§ **TEXT SECTION**
Start

Mad Men: The Imploding Don Draper

Mad Men Megan Party

It took me the better part of two seasons to realize the story of “Mad Men” was the story of the self-destructing Don Draper.

Then again, it took Draper himself at least three.

And as the bright and shining lie he’d crafted, arced and crashed at his feet — represented in real time by his shattered marriage and the shuttering of Sterling Cooper, the ad agency where Draper had just signed a sweet employment deal — we all started to see exactly what was at stake.

It was, and is, his soul.

The 1960s kindling around him — the death of a President, race riots and Viet Nam, all, in the textile of the show — Draper began to ask, especially moving into season four, Will I make it?

In the show’s fifth and final season, which premiered Sunday, we will have his answer.

For more than half of the show, one couldn’t help but look at Draper (real name, Dick Whitman), and think, dude’s going down. Prideful and priapic, he bedded whomever he liked, or merely noticed, and enjoyed status as a top New York City ad man, at the birth of that industry.

End

§ **WRITTEN INSTRUCTION A**
List every 1960s event that the Mad Men essay names as kindling around Draper.
§ **WRITTEN INSTRUCTION B**
Reproduce the passage of the Mad Men essay from "Then again, it" to "have his answer.", swapping "ad agency" for "advertising firm".
The listing is separate material and has no connection to the Mad Men essay.

§ **GIVEN MATERIAL**
Start

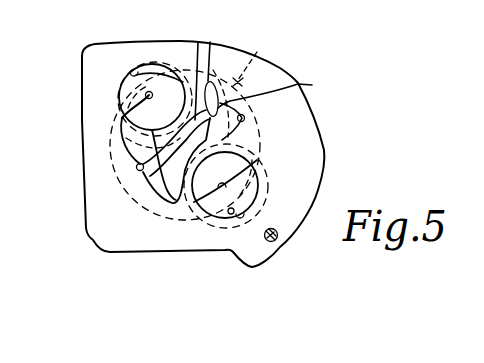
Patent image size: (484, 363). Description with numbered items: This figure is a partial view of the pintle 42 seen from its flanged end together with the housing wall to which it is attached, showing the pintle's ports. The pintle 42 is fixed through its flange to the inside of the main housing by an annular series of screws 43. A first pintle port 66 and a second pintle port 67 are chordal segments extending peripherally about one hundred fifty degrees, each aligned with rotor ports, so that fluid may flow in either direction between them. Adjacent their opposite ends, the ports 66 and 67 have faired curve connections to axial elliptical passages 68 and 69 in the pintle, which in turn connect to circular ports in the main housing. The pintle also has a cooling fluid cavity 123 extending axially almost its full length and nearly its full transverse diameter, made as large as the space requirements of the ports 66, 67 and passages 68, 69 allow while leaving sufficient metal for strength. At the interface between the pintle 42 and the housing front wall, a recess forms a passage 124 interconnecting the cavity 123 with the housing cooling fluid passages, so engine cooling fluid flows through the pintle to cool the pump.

End

§ **EXERCISE RESULT A**
- The death of a President
- Race riots
- Viet Nam

§ **EXERCISE RESULT B**
Then again, it took Draper himself at least three.

And as the bright and shining lie he’d crafted, arced and crashed at his feet — represented in real time by his shattered marriage and the shuttering of Sterling Cooper, the advertising firm where Draper had just signed a sweet employment deal — we all started to see exactly what was at stake.

It was, and is, his soul.

The 1960s kindling around him — the death of a President, race riots and Viet Nam, all, in the textile of the show — Draper began to ask, especially moving into season four, Will I make it?

In the show’s fifth and final season, which premiered Sunday, we will have his answer.